>> Begin Records for the task
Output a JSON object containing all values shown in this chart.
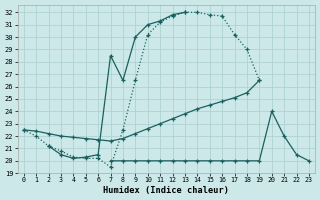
{
  "xlabel": "Humidex (Indice chaleur)",
  "bg_color": "#cce8e8",
  "grid_color": "#aacece",
  "line_color": "#1a6060",
  "xlim": [
    -0.5,
    23.5
  ],
  "ylim": [
    19,
    32.6
  ],
  "yticks": [
    19,
    20,
    21,
    22,
    23,
    24,
    25,
    26,
    27,
    28,
    29,
    30,
    31,
    32
  ],
  "xticks": [
    0,
    1,
    2,
    3,
    4,
    5,
    6,
    7,
    8,
    9,
    10,
    11,
    12,
    13,
    14,
    15,
    16,
    17,
    18,
    19,
    20,
    21,
    22,
    23
  ],
  "y1": [
    22.5,
    22.0,
    21.2,
    20.8,
    20.3,
    20.2,
    20.2,
    19.5,
    22.5,
    26.5,
    30.2,
    31.2,
    31.7,
    32.0,
    32.0,
    31.8,
    31.7,
    30.2,
    29.0,
    26.5,
    null,
    null,
    null,
    null
  ],
  "y2": [
    null,
    null,
    21.2,
    20.5,
    20.2,
    20.3,
    20.5,
    28.5,
    26.5,
    30.0,
    31.0,
    31.3,
    31.8,
    32.0,
    null,
    null,
    null,
    null,
    null,
    null,
    null,
    null,
    null,
    null
  ],
  "y3": [
    22.5,
    22.4,
    22.2,
    22.0,
    21.9,
    21.8,
    21.7,
    21.6,
    21.8,
    22.2,
    22.6,
    23.0,
    23.4,
    23.8,
    24.2,
    24.5,
    24.8,
    25.1,
    25.5,
    26.5,
    null,
    null,
    null,
    null
  ],
  "y4": [
    null,
    null,
    null,
    null,
    null,
    null,
    null,
    20.0,
    20.0,
    20.0,
    20.0,
    20.0,
    20.0,
    20.0,
    20.0,
    20.0,
    20.0,
    20.0,
    20.0,
    20.0,
    24.0,
    22.0,
    20.5,
    20.0
  ]
}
>> End Records for the task
Instruction ▸
Copy out each line word for word, please, skipping the images.

Reply to the exercise ▸
Output a JSON object containing all values shown in this chart.
{
  "xlabel": "Humidex (Indice chaleur)",
  "bg_color": "#cce8e8",
  "grid_color": "#aacece",
  "line_color": "#1a6060",
  "xlim": [
    -0.5,
    23.5
  ],
  "ylim": [
    19,
    32.6
  ],
  "yticks": [
    19,
    20,
    21,
    22,
    23,
    24,
    25,
    26,
    27,
    28,
    29,
    30,
    31,
    32
  ],
  "xticks": [
    0,
    1,
    2,
    3,
    4,
    5,
    6,
    7,
    8,
    9,
    10,
    11,
    12,
    13,
    14,
    15,
    16,
    17,
    18,
    19,
    20,
    21,
    22,
    23
  ],
  "y1": [
    22.5,
    22.0,
    21.2,
    20.8,
    20.3,
    20.2,
    20.2,
    19.5,
    22.5,
    26.5,
    30.2,
    31.2,
    31.7,
    32.0,
    32.0,
    31.8,
    31.7,
    30.2,
    29.0,
    26.5,
    null,
    null,
    null,
    null
  ],
  "y2": [
    null,
    null,
    21.2,
    20.5,
    20.2,
    20.3,
    20.5,
    28.5,
    26.5,
    30.0,
    31.0,
    31.3,
    31.8,
    32.0,
    null,
    null,
    null,
    null,
    null,
    null,
    null,
    null,
    null,
    null
  ],
  "y3": [
    22.5,
    22.4,
    22.2,
    22.0,
    21.9,
    21.8,
    21.7,
    21.6,
    21.8,
    22.2,
    22.6,
    23.0,
    23.4,
    23.8,
    24.2,
    24.5,
    24.8,
    25.1,
    25.5,
    26.5,
    null,
    null,
    null,
    null
  ],
  "y4": [
    null,
    null,
    null,
    null,
    null,
    null,
    null,
    20.0,
    20.0,
    20.0,
    20.0,
    20.0,
    20.0,
    20.0,
    20.0,
    20.0,
    20.0,
    20.0,
    20.0,
    20.0,
    24.0,
    22.0,
    20.5,
    20.0
  ]
}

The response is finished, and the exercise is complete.